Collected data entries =
● ● ●
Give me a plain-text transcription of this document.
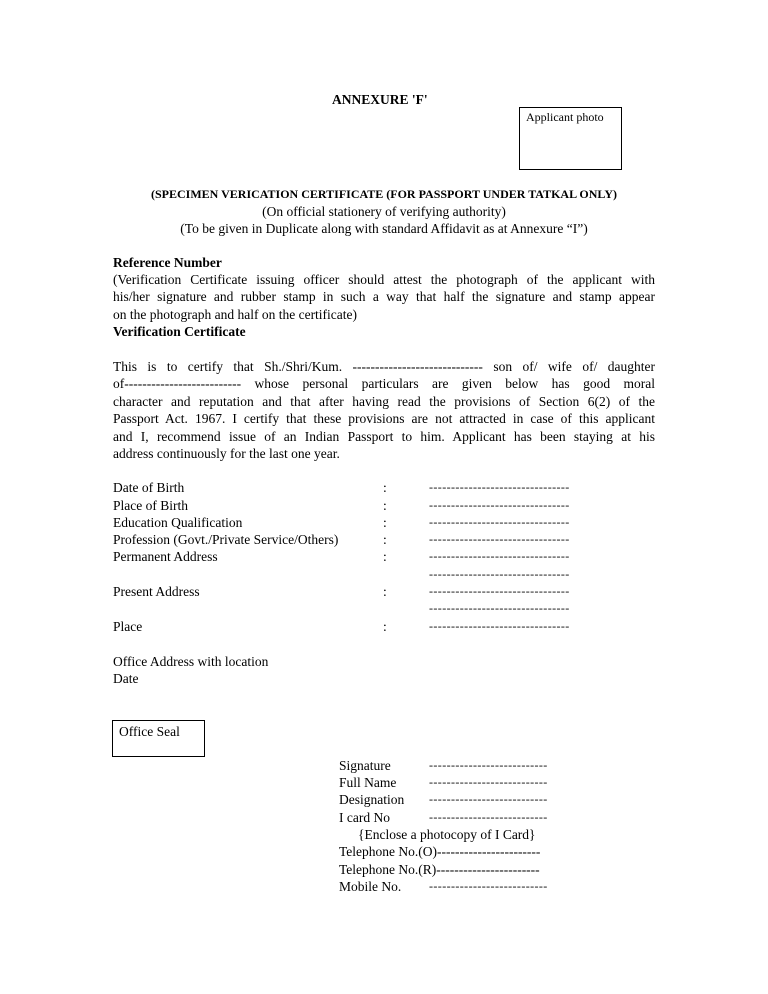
ANNEXURE 'F'
Applicant photo
(SPECIMEN VERICATION CERTIFICATE (FOR PASSPORT UNDER TATKAL ONLY)
(On official stationery of verifying authority)
(To be given in Duplicate along with standard Affidavit as at Annexure “I”)
Reference Number
(Verification Certificate issuing officer should attest the photograph of the applicant with
his/her signature and rubber stamp in such a way that half the signature and stamp appear
on the photograph and half on the certificate)
Verification Certificate
This is to certify that Sh./Shri/Kum. ----------------------------- son of/ wife of/ daughter
of-------------------------- whose personal particulars are given below has good moral
character and reputation and that after having read the provisions of Section 6(2) of the
Passport Act. 1967. I certify that these provisions are not attracted in case of this applicant
and I, recommend issue of an Indian Passport to him. Applicant has been staying at his
address continuously for the last one year.
Date of Birth	:	--------------------------------
Place of Birth	:	--------------------------------
Education Qualification	:	--------------------------------
Profession (Govt./Private Service/Others)	:	--------------------------------
Permanent Address	:	--------------------------------
--------------------------------
Present Address	:	--------------------------------
--------------------------------
Place	:	--------------------------------
Office Address with location
Date
Office Seal
Signature	---------------------------
Full Name	---------------------------
Designation ---------------------------
I card No	---------------------------
{Enclose a photocopy of I Card}
Telephone No.(O)-----------------------
Telephone No.(R)-----------------------
Mobile No. ---------------------------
● ● ●
DIRECTIVE =
Write out each line again precisely as it appears, skipping every picture.

TASK SOLUTION =
Give me a plain-text transcription of this document.
ANNEXURE 'F'
Applicant photo
(SPECIMEN VERICATION CERTIFICATE (FOR PASSPORT UNDER TATKAL ONLY)
(On official stationery of verifying authority)
(To be given in Duplicate along with standard Affidavit as at Annexure “I”)
Reference Number
(Verification Certificate issuing officer should attest the photograph of the applicant with
his/her signature and rubber stamp in such a way that half the signature and stamp appear
on the photograph and half on the certificate)
Verification Certificate
This is to certify that Sh./Shri/Kum. ----------------------------- son of/ wife of/ daughter
of-------------------------- whose personal particulars are given below has good moral
character and reputation and that after having read the provisions of Section 6(2) of the
Passport Act. 1967. I certify that these provisions are not attracted in case of this applicant
and I, recommend issue of an Indian Passport to him. Applicant has been staying at his
address continuously for the last one year.
Date of Birth	:	--------------------------------
Place of Birth	:	--------------------------------
Education Qualification	:	--------------------------------
Profession (Govt./Private Service/Others)	:	--------------------------------
Permanent Address	:	--------------------------------
--------------------------------
Present Address	:	--------------------------------
--------------------------------
Place	:	--------------------------------
Office Address with location
Date
Office Seal
Signature	---------------------------
Full Name	---------------------------
Designation ---------------------------
I card No	---------------------------
{Enclose a photocopy of I Card}
Telephone No.(O)-----------------------
Telephone No.(R)-----------------------
Mobile No. ---------------------------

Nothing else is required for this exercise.